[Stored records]
—————
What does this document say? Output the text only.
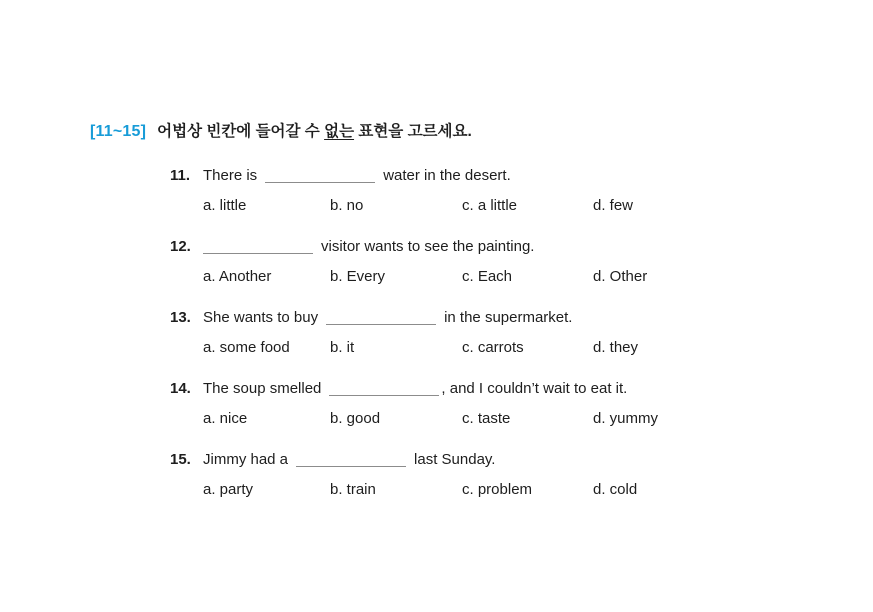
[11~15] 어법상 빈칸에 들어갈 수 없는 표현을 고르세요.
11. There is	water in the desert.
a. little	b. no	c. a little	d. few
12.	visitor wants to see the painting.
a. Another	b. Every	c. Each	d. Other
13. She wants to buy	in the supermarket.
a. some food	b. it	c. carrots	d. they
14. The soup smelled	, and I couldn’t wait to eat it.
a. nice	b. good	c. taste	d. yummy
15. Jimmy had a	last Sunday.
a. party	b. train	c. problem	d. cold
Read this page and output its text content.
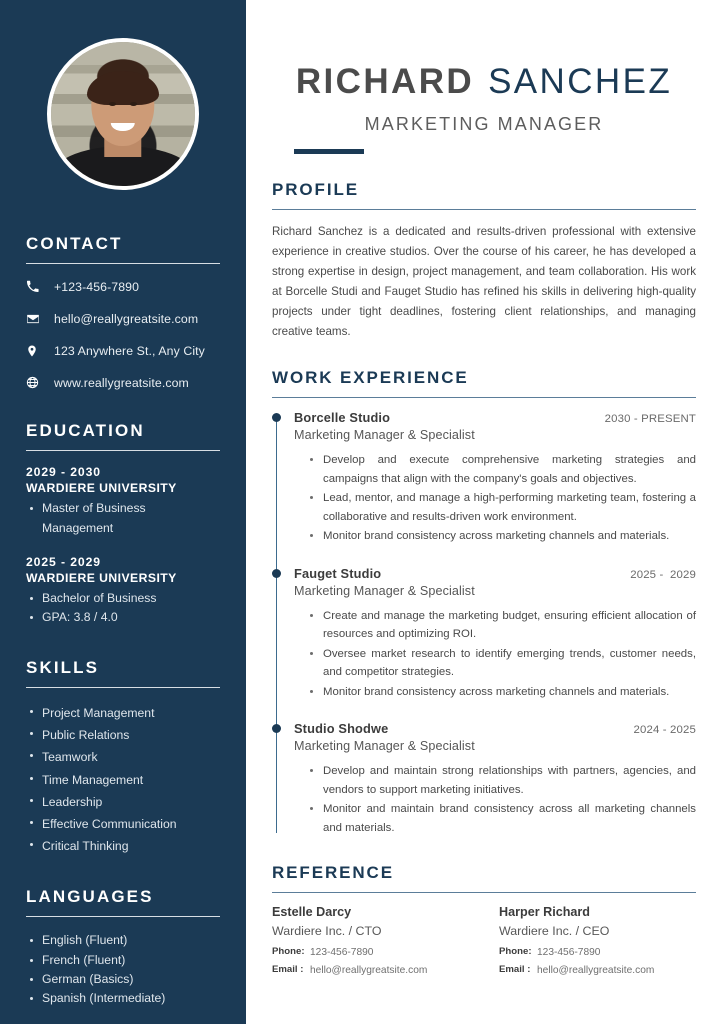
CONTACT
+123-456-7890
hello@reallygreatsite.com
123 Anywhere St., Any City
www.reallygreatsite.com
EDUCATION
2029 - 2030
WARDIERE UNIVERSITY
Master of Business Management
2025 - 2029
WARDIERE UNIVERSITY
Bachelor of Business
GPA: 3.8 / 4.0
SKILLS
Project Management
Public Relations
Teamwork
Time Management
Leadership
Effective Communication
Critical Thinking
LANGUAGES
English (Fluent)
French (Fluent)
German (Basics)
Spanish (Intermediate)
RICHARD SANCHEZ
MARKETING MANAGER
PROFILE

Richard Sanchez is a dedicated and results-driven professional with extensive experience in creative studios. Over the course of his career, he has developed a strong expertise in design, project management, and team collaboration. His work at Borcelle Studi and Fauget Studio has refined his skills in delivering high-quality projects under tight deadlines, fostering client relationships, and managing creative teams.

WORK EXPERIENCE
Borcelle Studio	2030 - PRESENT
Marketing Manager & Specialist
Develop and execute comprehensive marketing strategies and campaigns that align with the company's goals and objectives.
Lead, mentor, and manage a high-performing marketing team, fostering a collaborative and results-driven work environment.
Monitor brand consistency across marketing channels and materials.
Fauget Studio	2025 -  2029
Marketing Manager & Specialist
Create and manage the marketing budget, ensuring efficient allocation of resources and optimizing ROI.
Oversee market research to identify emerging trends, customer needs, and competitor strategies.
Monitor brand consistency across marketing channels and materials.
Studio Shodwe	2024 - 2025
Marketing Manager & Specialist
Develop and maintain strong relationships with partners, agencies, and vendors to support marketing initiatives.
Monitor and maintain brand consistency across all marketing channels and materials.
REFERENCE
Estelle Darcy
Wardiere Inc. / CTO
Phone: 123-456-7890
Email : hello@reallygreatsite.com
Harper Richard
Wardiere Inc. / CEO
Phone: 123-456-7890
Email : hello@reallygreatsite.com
—————
• _The request_:
Images do not belong in the copy; reproduce all other parts of the records above verbatim.

• _Task solution_:
What does this document say? Output the text only.
[11~15] 어법상 빈칸에 들어갈 수 없는 표현을 고르세요.
11. There is	water in the desert.
a. little	b. no	c. a little	d. few
12.	visitor wants to see the painting.
a. Another	b. Every	c. Each	d. Other
13. She wants to buy	in the supermarket.
a. some food	b. it	c. carrots	d. they
14. The soup smelled	, and I couldn’t wait to eat it.
a. nice	b. good	c. taste	d. yummy
15. Jimmy had a	last Sunday.
a. party	b. train	c. problem	d. cold
Read this page and output its text content.
CONTACT
+123-456-7890
hello@reallygreatsite.com
123 Anywhere St., Any City
www.reallygreatsite.com
EDUCATION
2029 - 2030
WARDIERE UNIVERSITY
Master of Business Management
2025 - 2029
WARDIERE UNIVERSITY
Bachelor of Business
GPA: 3.8 / 4.0
SKILLS
Project Management
Public Relations
Teamwork
Time Management
Leadership
Effective Communication
Critical Thinking
LANGUAGES
English (Fluent)
French (Fluent)
German (Basics)
Spanish (Intermediate)
RICHARD SANCHEZ
MARKETING MANAGER
PROFILE

Richard Sanchez is a dedicated and results-driven professional with extensive experience in creative studios. Over the course of his career, he has developed a strong expertise in design, project management, and team collaboration. His work at Borcelle Studi and Fauget Studio has refined his skills in delivering high-quality projects under tight deadlines, fostering client relationships, and managing creative teams.

WORK EXPERIENCE
Borcelle Studio	2030 - PRESENT
Marketing Manager & Specialist
Develop and execute comprehensive marketing strategies and campaigns that align with the company's goals and objectives.
Lead, mentor, and manage a high-performing marketing team, fostering a collaborative and results-driven work environment.
Monitor brand consistency across marketing channels and materials.
Fauget Studio	2025 -  2029
Marketing Manager & Specialist
Create and manage the marketing budget, ensuring efficient allocation of resources and optimizing ROI.
Oversee market research to identify emerging trends, customer needs, and competitor strategies.
Monitor brand consistency across marketing channels and materials.
Studio Shodwe	2024 - 2025
Marketing Manager & Specialist
Develop and maintain strong relationships with partners, agencies, and vendors to support marketing initiatives.
Monitor and maintain brand consistency across all marketing channels and materials.
REFERENCE
Estelle Darcy
Wardiere Inc. / CTO
Phone: 123-456-7890
Email : hello@reallygreatsite.com
Harper Richard
Wardiere Inc. / CEO
Phone: 123-456-7890
Email : hello@reallygreatsite.com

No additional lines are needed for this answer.